What you have to do » In the entries below, how many lines contain the string "inte"? Give the number by itself.

Dataset rows of page text »
- - -
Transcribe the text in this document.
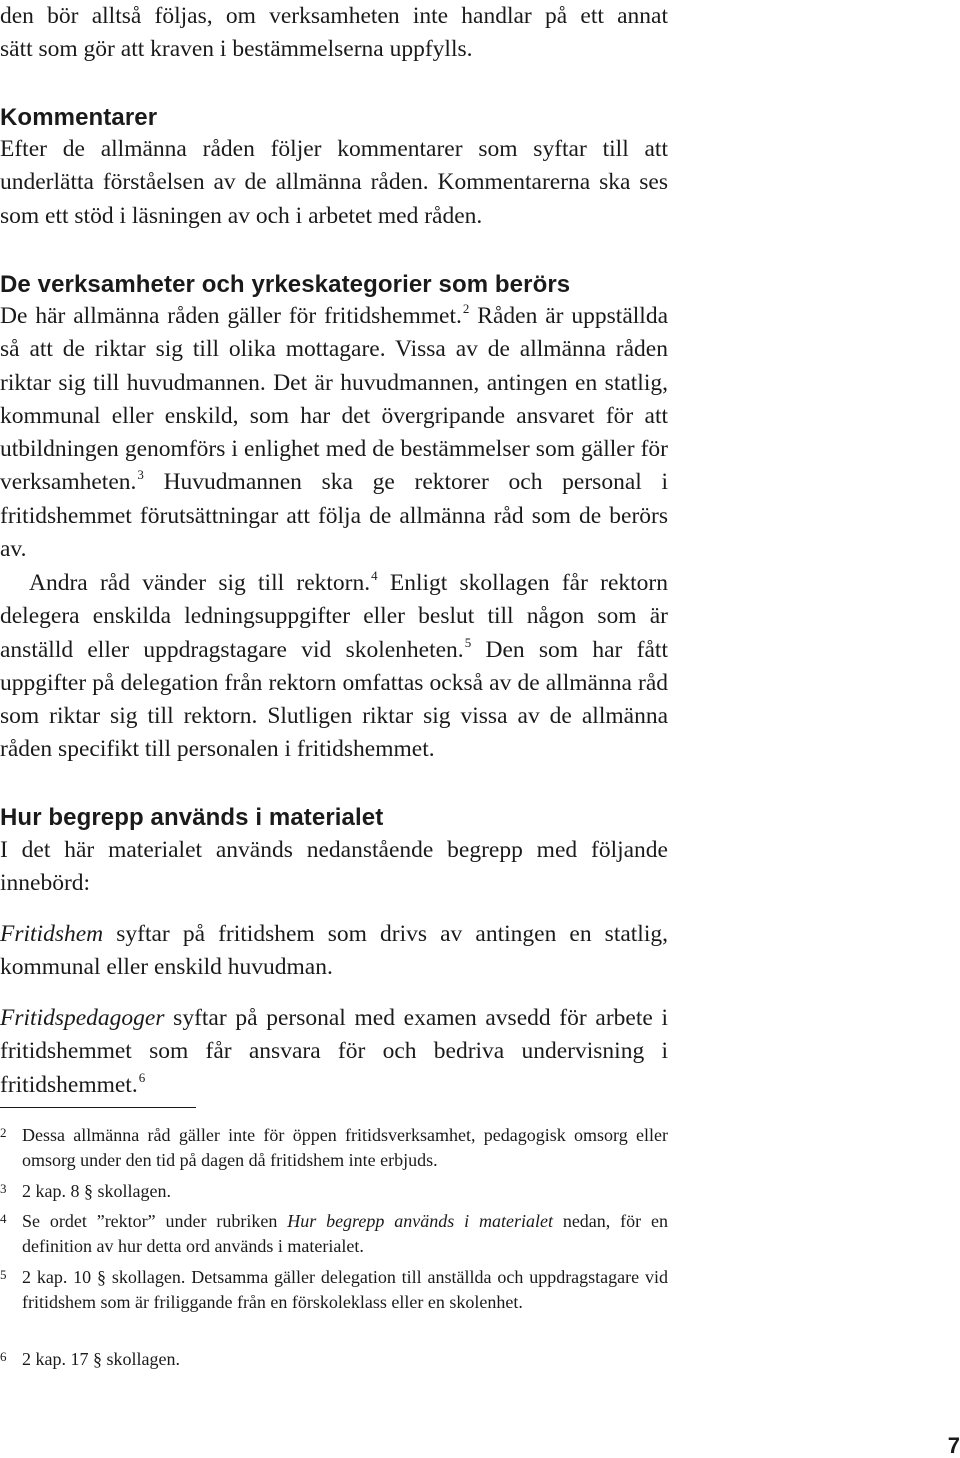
den bör alltså följas, om verksamheten inte handlar på ett annat

sätt som gör att kraven i bestämmelserna uppfylls.

Kommentarer

Efter de allmänna råden följer kommentarer som syftar till att underlätta förståelsen av de allmänna råden. Kommentarerna ska ses som ett stöd i läsningen av och i arbetet med råden.

De verksamheter och yrkeskategorier som berörs

De här allmänna råden gäller för fritidshemmet.$^2$ Råden är uppställda så att de riktar sig till olika mottagare. Vissa av de allmänna råden riktar sig till huvudmannen. Det är huvudmannen, antingen en statlig, kommunal eller enskild, som har det övergripande ansvaret för att utbildningen genomförs i enlighet med de bestämmelser som gäller för verksamheten.$^3$ Huvudmannen ska ge rektorer och personal i fritidshemmet förutsättningar att följa de allmänna råd som de berörs av.

Andra råd vänder sig till rektorn.$^4$ Enligt skollagen får rektorn delegera enskilda ledningsuppgifter eller beslut till någon som är anställd eller uppdragstagare vid skolenheten.$^5$ Den som har fått uppgifter på delegation från rektorn omfattas också av de allmänna råd som riktar sig till rektorn. Slutligen riktar sig vissa av de allmänna råden specifikt till personalen i fritidshemmet.

Hur begrepp används i materialet

I det här materialet används nedanstående begrepp med följande innebörd:

Fritidshem syftar på fritidshem som drivs av antingen en statlig, kommunal eller enskild huvudman.

Fritidspedagoger syftar på personal med examen avsedd för arbete i fritidshemmet som får ansvara för och bedriva undervisning i fritidshemmet.$^6$

2 Dessa allmänna råd gäller inte för öppen fritidsverksamhet, pedagogisk omsorg eller omsorg under den tid på dagen då fritidshem inte erbjuds.
3 2 kap. 8 § skollagen.
4 Se ordet ”rektor” under rubriken Hur begrepp används i materialet nedan, för en definition av hur detta ord används i materialet.
5 2 kap. 10 § skollagen. Detsamma gäller delegation till anställda och uppdragstagare vid fritidshem som är friliggande från en förskoleklass eller en skolenhet.
6 2 kap. 17 § skollagen.
7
- - -
Answer to the problem » 2